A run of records
..............................
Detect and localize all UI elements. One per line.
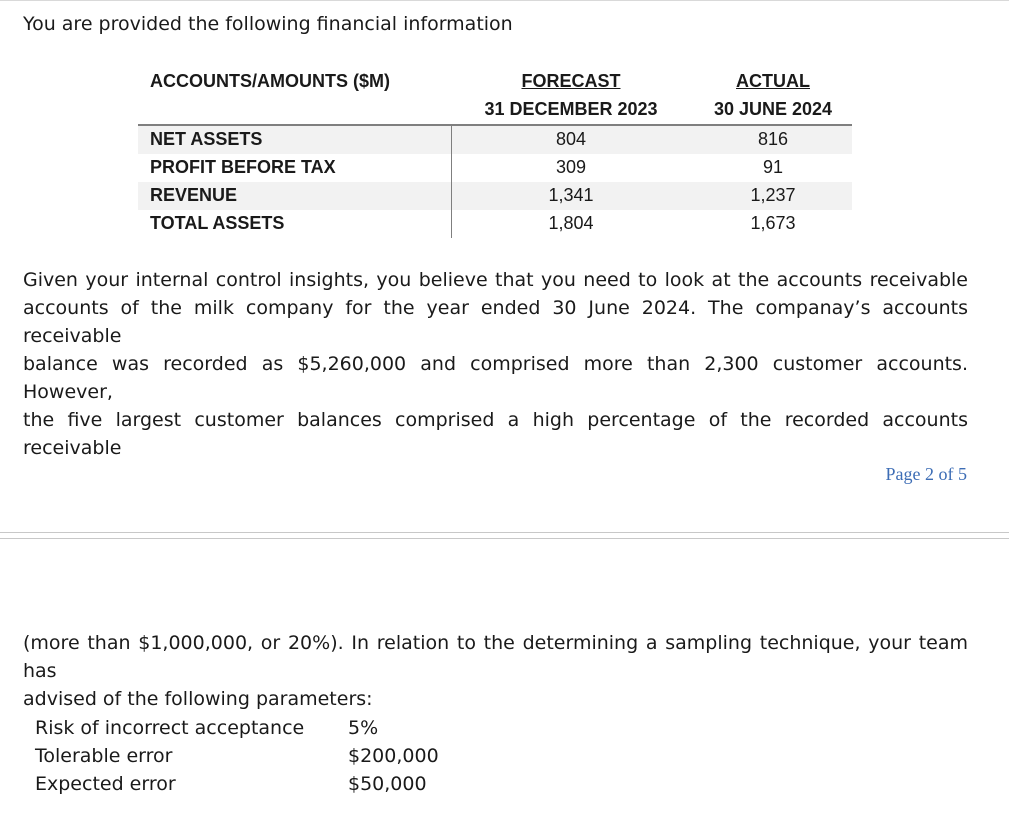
table-row xyxy=(138,126,852,154)
row-actual: 816 xyxy=(757,129,789,149)
intro-text: You are provided the following financial information xyxy=(23,13,513,35)
page-number: Page 2 of 5 xyxy=(885,464,967,484)
table-header-actual: ACTUAL xyxy=(736,71,810,91)
parameter-value: $50,000 xyxy=(348,773,427,795)
row-label: NET ASSETS xyxy=(150,129,263,149)
row-label: PROFIT BEFORE TAX xyxy=(150,157,336,177)
parameter-label: Risk of incorrect acceptance xyxy=(35,717,305,739)
row-label: REVENUE xyxy=(150,185,238,205)
row-actual: 91 xyxy=(762,157,784,177)
table-header-accounts: ACCOUNTS/AMOUNTS ($M) xyxy=(150,71,390,91)
table-row xyxy=(138,210,852,238)
parameter-value: 5% xyxy=(348,717,379,739)
table-row xyxy=(138,154,852,182)
row-label: TOTAL ASSETS xyxy=(150,213,285,233)
paragraph-line: advised of the following parameters: xyxy=(23,688,373,710)
table-column-divider xyxy=(451,126,452,238)
paragraph-line: the five largest customer balances comprised a high percentage of the recorded accounts receivable xyxy=(23,409,968,459)
top-rule xyxy=(0,0,1009,1)
paragraph-sampling xyxy=(23,629,968,713)
row-forecast: 309 xyxy=(555,157,587,177)
parameter-value: $200,000 xyxy=(348,745,439,767)
paragraph-line: balance was recorded as $5,260,000 and comprised more than 2,300 customer accounts. However, xyxy=(23,353,968,403)
page-break-rule-bottom xyxy=(0,538,1009,539)
parameter-label: Expected error xyxy=(35,773,176,795)
row-actual: 1,237 xyxy=(750,185,796,205)
row-forecast: 1,804 xyxy=(548,213,594,233)
row-forecast: 1,341 xyxy=(548,185,594,205)
row-forecast: 804 xyxy=(555,129,587,149)
table-header-forecast-date: 31 DECEMBER 2023 xyxy=(484,99,658,119)
table-header-actual-date: 30 JUNE 2024 xyxy=(713,99,833,119)
paragraph-line: Given your internal control insights, you believe that you need to look at the accounts receivable xyxy=(23,269,968,291)
paragraph-accounts-receivable xyxy=(23,266,968,462)
parameter-label: Tolerable error xyxy=(35,745,173,767)
row-actual: 1,673 xyxy=(750,213,796,233)
page-break-rule-top xyxy=(0,532,1009,533)
paragraph-line: accounts of the milk company for the year ended 30 June 2024. The companay’s accounts receivable xyxy=(23,297,968,347)
table-header-forecast: FORECAST xyxy=(521,71,621,91)
table-row xyxy=(138,182,852,210)
paragraph-line: (more than $1,000,000, or 20%). In relation to the determining a sampling technique, your team has xyxy=(23,632,968,682)
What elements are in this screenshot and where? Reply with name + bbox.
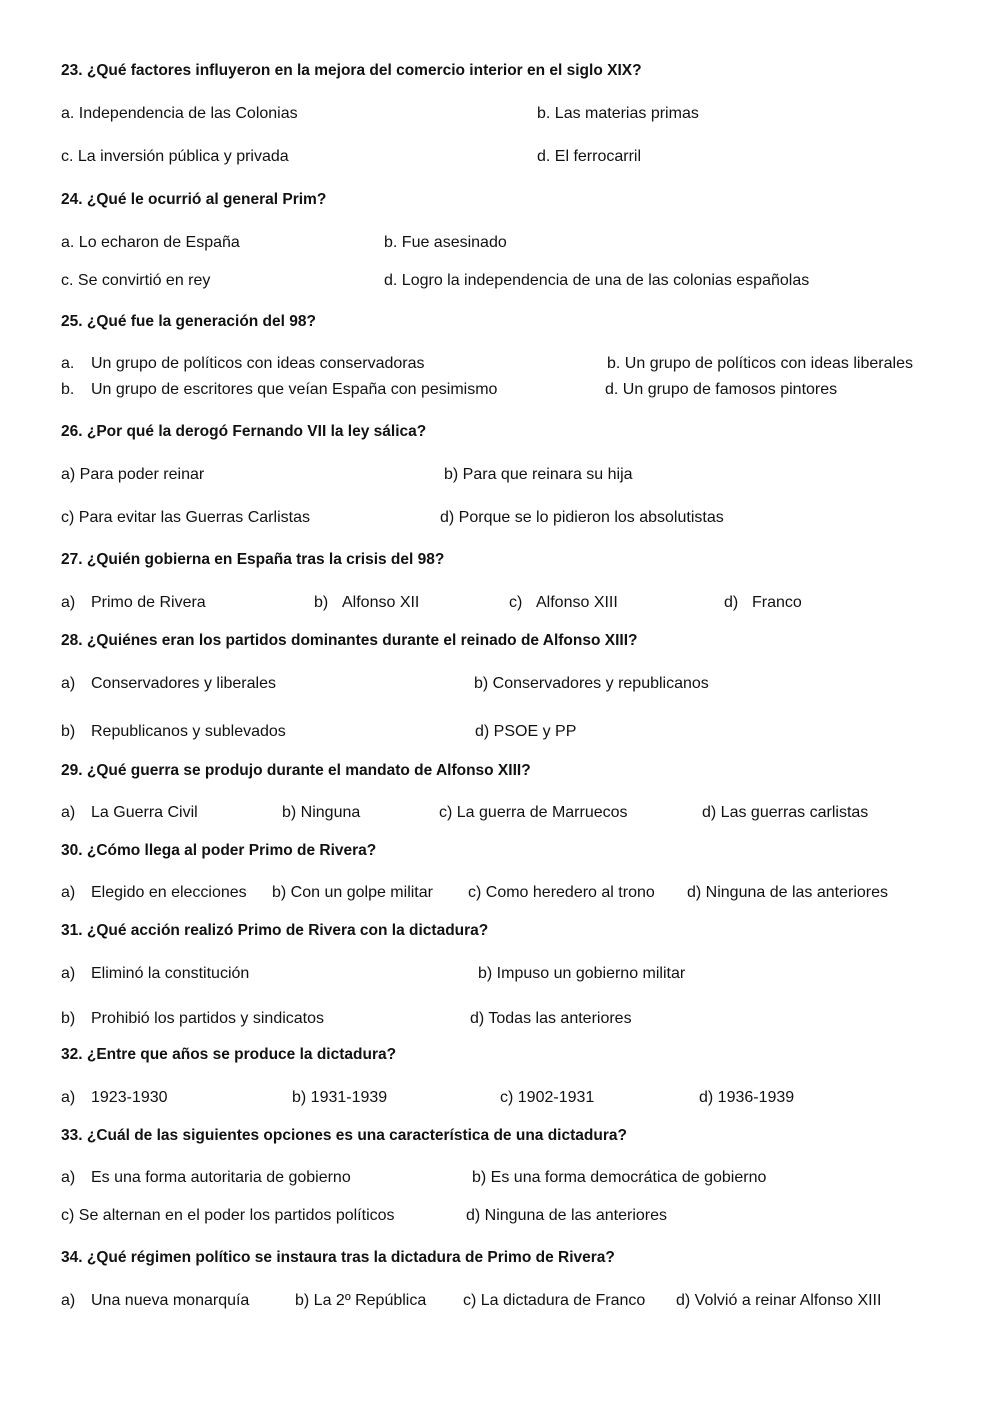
option-marker: b): [314, 594, 329, 611]
option-marker: a): [61, 965, 76, 982]
option-32d: d) 1936-1939: [699, 1089, 795, 1106]
option-text: Franco: [752, 594, 802, 611]
option-30b: b) Con un golpe militar: [272, 884, 433, 901]
question-29: 29. ¿Qué guerra se produjo durante el mandato de Alfonso XIII?: [61, 762, 531, 779]
question-26: 26. ¿Por qué la derogó Fernando VII la ley sálica?: [61, 423, 427, 440]
question-33: 33. ¿Cuál de las siguientes opciones es una característica de una dictadura?: [61, 1127, 627, 1144]
option-34a: [61, 1292, 249, 1310]
question-27: 27. ¿Quién gobierna en España tras la crisis del 98?: [61, 551, 445, 568]
option-text: Una nueva monarquía: [91, 1292, 250, 1309]
option-32a: [61, 1089, 168, 1107]
option-23c: c. La inversión pública y privada: [61, 148, 289, 165]
option-marker: c): [509, 594, 523, 611]
option-marker: a): [61, 804, 76, 821]
option-text: 1923-1930: [91, 1089, 168, 1106]
option-26b: b) Para que reinara su hija: [444, 466, 633, 483]
option-30c: c) Como heredero al trono: [468, 884, 655, 901]
option-31b-second: [61, 1010, 324, 1028]
option-34c: c) La dictadura de Franco: [463, 1292, 646, 1309]
option-29c: c) La guerra de Marruecos: [439, 804, 628, 821]
option-33d: d) Ninguna de las anteriores: [466, 1207, 668, 1224]
option-31a: [61, 965, 249, 983]
option-23d: d. El ferrocarril: [537, 148, 642, 165]
option-27a: [61, 594, 206, 612]
option-26a: a) Para poder reinar: [61, 466, 205, 483]
option-marker: b): [61, 1010, 76, 1027]
option-25d: d. Un grupo de famosos pintores: [605, 381, 838, 398]
option-marker: d): [724, 594, 739, 611]
option-marker: a): [61, 1292, 76, 1309]
option-28a: [61, 675, 276, 693]
option-25b: b. Un grupo de políticos con ideas liberales: [607, 355, 913, 372]
option-text: Un grupo de políticos con ideas conservadoras: [91, 355, 425, 372]
option-27b: [314, 594, 419, 612]
question-24: 24. ¿Qué le ocurrió al general Prim?: [61, 191, 327, 208]
option-23a: a. Independencia de las Colonias: [61, 105, 298, 122]
question-25: 25. ¿Qué fue la generación del 98?: [61, 313, 316, 330]
option-33a: [61, 1169, 351, 1187]
option-text: Primo de Rivera: [91, 594, 206, 611]
option-text: Elegido en elecciones: [91, 884, 247, 901]
option-text: Alfonso XII: [342, 594, 420, 611]
option-text: Alfonso XIII: [536, 594, 618, 611]
option-34b: b) La 2º República: [295, 1292, 427, 1309]
question-32: 32. ¿Entre que años se produce la dictadura?: [61, 1046, 397, 1063]
option-marker: a): [61, 1169, 76, 1186]
option-marker: a): [61, 1089, 76, 1106]
option-24c: c. Se convirtió en rey: [61, 272, 211, 289]
option-text: Un grupo de escritores que veían España con pesimismo: [91, 381, 498, 398]
option-23b: b. Las materias primas: [537, 105, 699, 122]
option-text: Es una forma autoritaria de gobierno: [91, 1169, 351, 1186]
option-29d: d) Las guerras carlistas: [702, 804, 869, 821]
question-28: 28. ¿Quiénes eran los partidos dominantes durante el reinado de Alfonso XIII?: [61, 632, 638, 649]
option-31b: b) Impuso un gobierno militar: [478, 965, 686, 982]
question-30: 30. ¿Cómo llega al poder Primo de Rivera?: [61, 842, 377, 859]
option-29b: b) Ninguna: [282, 804, 361, 821]
option-25a: [61, 355, 425, 373]
option-34d: d) Volvió a reinar Alfonso XIII: [676, 1292, 882, 1309]
option-29a: [61, 804, 198, 822]
option-32b: b) 1931-1939: [292, 1089, 388, 1106]
option-marker: b): [61, 723, 76, 740]
option-33c: c) Se alternan en el poder los partidos políticos: [61, 1207, 395, 1224]
option-28b: b) Conservadores y republicanos: [474, 675, 709, 692]
option-33b: b) Es una forma democrática de gobierno: [472, 1169, 767, 1186]
question-23: 23. ¿Qué factores influyeron en la mejora del comercio interior en el siglo XIX?: [61, 62, 642, 79]
option-30a: [61, 884, 247, 902]
option-26d: d) Porque se lo pidieron los absolutistas: [440, 509, 724, 526]
option-24b: b. Fue asesinado: [384, 234, 507, 251]
option-text: La Guerra Civil: [91, 804, 198, 821]
option-25b-second: [61, 381, 497, 399]
option-24a: a. Lo echaron de España: [61, 234, 240, 251]
option-31d: d) Todas las anteriores: [470, 1010, 632, 1027]
option-marker: a): [61, 594, 76, 611]
option-text: Prohibió los partidos y sindicatos: [91, 1010, 325, 1027]
option-text: Conservadores y liberales: [91, 675, 276, 692]
option-marker: b.: [61, 381, 75, 398]
option-28b-second: [61, 723, 286, 741]
option-26c: c) Para evitar las Guerras Carlistas: [61, 509, 310, 526]
question-31: 31. ¿Qué acción realizó Primo de Rivera con la dictadura?: [61, 922, 489, 939]
option-marker: a.: [61, 355, 75, 372]
option-30d: d) Ninguna de las anteriores: [687, 884, 889, 901]
option-28d: d) PSOE y PP: [475, 723, 577, 740]
option-32c: c) 1902-1931: [500, 1089, 595, 1106]
option-marker: a): [61, 884, 76, 901]
option-27c: [509, 594, 618, 612]
option-text: Eliminó la constitución: [91, 965, 250, 982]
option-text: Republicanos y sublevados: [91, 723, 286, 740]
option-24d: d. Logro la independencia de una de las colonias españolas: [384, 272, 810, 289]
option-marker: a): [61, 675, 76, 692]
question-34: 34. ¿Qué régimen político se instaura tras la dictadura de Primo de Rivera?: [61, 1249, 615, 1266]
option-27d: [724, 594, 802, 612]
..............................
• Exercise aim: Repeat the lines of the material verbatim, starting at the line that contains "table-row xyxy=(138,126,852,154)" and ending at the line that contains "parameter-label: Risk of".

• Response to this task:
table-row xyxy=(138,126,852,154)
row-actual: 816 xyxy=(757,129,789,149)
intro-text: You are provided the following financial information xyxy=(23,13,513,35)
page-number: Page 2 of 5 xyxy=(885,464,967,484)
table-header-actual: ACTUAL xyxy=(736,71,810,91)
parameter-value: $50,000 xyxy=(348,773,427,795)
row-label: NET ASSETS xyxy=(150,129,263,149)
row-label: PROFIT BEFORE TAX xyxy=(150,157,336,177)
parameter-label: Risk of incorrect acceptance xyxy=(35,717,305,739)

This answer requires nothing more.